### Work to do:
Return the records, each one exactly as written.

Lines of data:
::::
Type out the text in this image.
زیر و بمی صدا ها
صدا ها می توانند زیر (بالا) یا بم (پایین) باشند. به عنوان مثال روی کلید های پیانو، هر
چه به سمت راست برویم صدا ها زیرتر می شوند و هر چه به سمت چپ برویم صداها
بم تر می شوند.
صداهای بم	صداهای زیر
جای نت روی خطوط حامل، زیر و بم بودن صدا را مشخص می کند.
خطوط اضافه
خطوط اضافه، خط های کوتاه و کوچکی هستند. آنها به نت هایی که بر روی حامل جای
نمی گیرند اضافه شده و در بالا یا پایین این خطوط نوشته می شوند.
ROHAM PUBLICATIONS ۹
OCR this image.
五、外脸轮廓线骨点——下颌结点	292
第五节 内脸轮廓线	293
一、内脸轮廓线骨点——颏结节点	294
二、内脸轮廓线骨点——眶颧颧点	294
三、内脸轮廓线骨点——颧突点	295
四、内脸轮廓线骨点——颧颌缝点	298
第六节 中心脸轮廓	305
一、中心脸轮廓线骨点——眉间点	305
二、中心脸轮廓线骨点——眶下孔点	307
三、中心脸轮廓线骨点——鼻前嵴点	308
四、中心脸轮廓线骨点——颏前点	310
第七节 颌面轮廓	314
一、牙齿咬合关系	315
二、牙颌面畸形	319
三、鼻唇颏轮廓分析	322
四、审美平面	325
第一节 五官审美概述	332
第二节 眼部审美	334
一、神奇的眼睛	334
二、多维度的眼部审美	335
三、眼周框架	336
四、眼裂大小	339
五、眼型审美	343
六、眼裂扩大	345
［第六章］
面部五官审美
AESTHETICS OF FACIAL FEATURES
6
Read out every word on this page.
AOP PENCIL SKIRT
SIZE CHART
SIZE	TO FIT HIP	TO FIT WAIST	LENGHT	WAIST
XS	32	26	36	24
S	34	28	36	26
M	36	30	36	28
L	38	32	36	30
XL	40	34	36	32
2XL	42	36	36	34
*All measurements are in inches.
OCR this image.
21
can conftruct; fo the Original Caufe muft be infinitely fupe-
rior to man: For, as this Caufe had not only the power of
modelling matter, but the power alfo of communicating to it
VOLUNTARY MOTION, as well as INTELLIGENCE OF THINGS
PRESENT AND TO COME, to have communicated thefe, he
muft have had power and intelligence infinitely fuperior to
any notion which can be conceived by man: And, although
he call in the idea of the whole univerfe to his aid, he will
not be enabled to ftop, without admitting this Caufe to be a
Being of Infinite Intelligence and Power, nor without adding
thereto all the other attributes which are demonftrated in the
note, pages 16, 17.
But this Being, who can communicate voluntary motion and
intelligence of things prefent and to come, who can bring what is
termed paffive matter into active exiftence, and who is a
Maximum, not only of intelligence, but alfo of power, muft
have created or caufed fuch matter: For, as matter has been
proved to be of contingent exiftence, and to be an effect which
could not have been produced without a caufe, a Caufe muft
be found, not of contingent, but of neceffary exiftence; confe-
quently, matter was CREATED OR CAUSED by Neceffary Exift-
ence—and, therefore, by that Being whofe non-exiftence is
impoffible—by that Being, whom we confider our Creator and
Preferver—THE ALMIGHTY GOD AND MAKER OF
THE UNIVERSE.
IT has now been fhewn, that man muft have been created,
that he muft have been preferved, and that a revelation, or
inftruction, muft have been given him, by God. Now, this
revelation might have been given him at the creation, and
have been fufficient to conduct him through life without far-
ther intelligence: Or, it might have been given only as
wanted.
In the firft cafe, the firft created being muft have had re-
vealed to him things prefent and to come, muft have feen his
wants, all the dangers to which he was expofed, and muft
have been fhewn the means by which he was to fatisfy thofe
::::
### Answer below:
Type out the text in this image.
زیر و بمی صدا ها
صدا ها می توانند زیر (بالا) یا بم (پایین) باشند. به عنوان مثال روی کلید های پیانو، هر
چه به سمت راست برویم صدا ها زیرتر می شوند و هر چه به سمت چپ برویم صداها
بم تر می شوند.
صداهای بم	صداهای زیر
جای نت روی خطوط حامل، زیر و بم بودن صدا را مشخص می کند.
خطوط اضافه
خطوط اضافه، خط های کوتاه و کوچکی هستند. آنها به نت هایی که بر روی حامل جای
نمی گیرند اضافه شده و در بالا یا پایین این خطوط نوشته می شوند.
ROHAM PUBLICATIONS ۹
OCR this image.
五、外脸轮廓线骨点——下颌结点	292
第五节 内脸轮廓线	293
一、内脸轮廓线骨点——颏结节点	294
二、内脸轮廓线骨点——眶颧颧点	294
三、内脸轮廓线骨点——颧突点	295
四、内脸轮廓线骨点——颧颌缝点	298
第六节 中心脸轮廓	305
一、中心脸轮廓线骨点——眉间点	305
二、中心脸轮廓线骨点——眶下孔点	307
三、中心脸轮廓线骨点——鼻前嵴点	308
四、中心脸轮廓线骨点——颏前点	310
第七节 颌面轮廓	314
一、牙齿咬合关系	315
二、牙颌面畸形	319
三、鼻唇颏轮廓分析	322
四、审美平面	325
第一节 五官审美概述	332
第二节 眼部审美	334
一、神奇的眼睛	334
二、多维度的眼部审美	335
三、眼周框架	336
四、眼裂大小	339
五、眼型审美	343
六、眼裂扩大	345
［第六章］
面部五官审美
AESTHETICS OF FACIAL FEATURES
6
Read out every word on this page.
AOP PENCIL SKIRT
SIZE CHART
SIZE	TO FIT HIP	TO FIT WAIST	LENGHT	WAIST
XS	32	26	36	24
S	34	28	36	26
M	36	30	36	28
L	38	32	36	30
XL	40	34	36	32
2XL	42	36	36	34
*All measurements are in inches.
OCR this image.
21
can conftruct; fo the Original Caufe muft be infinitely fupe-
rior to man: For, as this Caufe had not only the power of
modelling matter, but the power alfo of communicating to it
VOLUNTARY MOTION, as well as INTELLIGENCE OF THINGS
PRESENT AND TO COME, to have communicated thefe, he
muft have had power and intelligence infinitely fuperior to
any notion which can be conceived by man: And, although
he call in the idea of the whole univerfe to his aid, he will
not be enabled to ftop, without admitting this Caufe to be a
Being of Infinite Intelligence and Power, nor without adding
thereto all the other attributes which are demonftrated in the
note, pages 16, 17.
But this Being, who can communicate voluntary motion and
intelligence of things prefent and to come, who can bring what is
termed paffive matter into active exiftence, and who is a
Maximum, not only of intelligence, but alfo of power, muft
have created or caufed fuch matter: For, as matter has been
proved to be of contingent exiftence, and to be an effect which
could not have been produced without a caufe, a Caufe muft
be found, not of contingent, but of neceffary exiftence; confe-
quently, matter was CREATED OR CAUSED by Neceffary Exift-
ence—and, therefore, by that Being whofe non-exiftence is
impoffible—by that Being, whom we confider our Creator and
Preferver—THE ALMIGHTY GOD AND MAKER OF
THE UNIVERSE.
IT has now been fhewn, that man muft have been created,
that he muft have been preferved, and that a revelation, or
inftruction, muft have been given him, by God. Now, this
revelation might have been given him at the creation, and
have been fufficient to conduct him through life without far-
ther intelligence: Or, it might have been given only as
wanted.
In the firft cafe, the firft created being muft have had re-
vealed to him things prefent and to come, muft have feen his
wants, all the dangers to which he was expofed, and muft
have been fhewn the means by which he was to fatisfy thofe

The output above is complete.